— start of Data entries —

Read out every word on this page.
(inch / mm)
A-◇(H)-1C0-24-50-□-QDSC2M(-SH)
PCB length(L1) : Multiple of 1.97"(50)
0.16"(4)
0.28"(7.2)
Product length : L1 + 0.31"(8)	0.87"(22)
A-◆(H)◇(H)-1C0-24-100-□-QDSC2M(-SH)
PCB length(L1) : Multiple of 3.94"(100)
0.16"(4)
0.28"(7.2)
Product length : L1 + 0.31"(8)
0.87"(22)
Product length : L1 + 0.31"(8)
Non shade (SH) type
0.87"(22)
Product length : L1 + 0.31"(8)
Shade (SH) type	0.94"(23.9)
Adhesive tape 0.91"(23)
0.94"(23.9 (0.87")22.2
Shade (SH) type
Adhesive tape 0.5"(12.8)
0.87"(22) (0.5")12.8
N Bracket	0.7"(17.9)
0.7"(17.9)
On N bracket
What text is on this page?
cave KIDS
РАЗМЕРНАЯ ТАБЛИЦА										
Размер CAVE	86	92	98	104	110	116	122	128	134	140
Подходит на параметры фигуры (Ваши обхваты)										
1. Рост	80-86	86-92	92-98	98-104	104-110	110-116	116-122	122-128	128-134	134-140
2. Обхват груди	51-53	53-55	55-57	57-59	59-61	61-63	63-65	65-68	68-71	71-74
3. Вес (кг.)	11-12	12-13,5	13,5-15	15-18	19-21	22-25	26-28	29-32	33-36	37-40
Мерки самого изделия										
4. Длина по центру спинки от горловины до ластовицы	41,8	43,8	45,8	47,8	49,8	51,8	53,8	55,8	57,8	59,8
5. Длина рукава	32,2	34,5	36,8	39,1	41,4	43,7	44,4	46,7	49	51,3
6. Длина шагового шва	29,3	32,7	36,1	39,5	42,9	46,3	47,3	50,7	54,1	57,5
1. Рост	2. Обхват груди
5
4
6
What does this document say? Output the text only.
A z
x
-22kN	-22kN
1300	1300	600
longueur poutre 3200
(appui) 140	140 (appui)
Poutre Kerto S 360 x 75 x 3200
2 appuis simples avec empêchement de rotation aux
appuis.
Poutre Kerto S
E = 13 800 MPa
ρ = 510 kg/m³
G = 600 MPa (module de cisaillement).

— end of Data entries —

**Short problem**
Using the data above, reproduce every line exactly.

**Full answer**
Read out every word on this page.
(inch / mm)
A-◇(H)-1C0-24-50-□-QDSC2M(-SH)
PCB length(L1) : Multiple of 1.97"(50)
0.16"(4)
0.28"(7.2)
Product length : L1 + 0.31"(8)	0.87"(22)
A-◆(H)◇(H)-1C0-24-100-□-QDSC2M(-SH)
PCB length(L1) : Multiple of 3.94"(100)
0.16"(4)
0.28"(7.2)
Product length : L1 + 0.31"(8)
0.87"(22)
Product length : L1 + 0.31"(8)
Non shade (SH) type
0.87"(22)
Product length : L1 + 0.31"(8)
Shade (SH) type	0.94"(23.9)
Adhesive tape 0.91"(23)
0.94"(23.9 (0.87")22.2
Shade (SH) type
Adhesive tape 0.5"(12.8)
0.87"(22) (0.5")12.8
N Bracket	0.7"(17.9)
0.7"(17.9)
On N bracket
What text is on this page?
cave KIDS
РАЗМЕРНАЯ ТАБЛИЦА										
Размер CAVE	86	92	98	104	110	116	122	128	134	140
Подходит на параметры фигуры (Ваши обхваты)										
1. Рост	80-86	86-92	92-98	98-104	104-110	110-116	116-122	122-128	128-134	134-140
2. Обхват груди	51-53	53-55	55-57	57-59	59-61	61-63	63-65	65-68	68-71	71-74
3. Вес (кг.)	11-12	12-13,5	13,5-15	15-18	19-21	22-25	26-28	29-32	33-36	37-40
Мерки самого изделия										
4. Длина по центру спинки от горловины до ластовицы	41,8	43,8	45,8	47,8	49,8	51,8	53,8	55,8	57,8	59,8
5. Длина рукава	32,2	34,5	36,8	39,1	41,4	43,7	44,4	46,7	49	51,3
6. Длина шагового шва	29,3	32,7	36,1	39,5	42,9	46,3	47,3	50,7	54,1	57,5
1. Рост	2. Обхват груди
5
4
6
What does this document say? Output the text only.
A z
x
-22kN	-22kN
1300	1300	600
longueur poutre 3200
(appui) 140	140 (appui)
Poutre Kerto S 360 x 75 x 3200
2 appuis simples avec empêchement de rotation aux
appuis.
Poutre Kerto S
E = 13 800 MPa
ρ = 510 kg/m³
G = 600 MPa (module de cisaillement).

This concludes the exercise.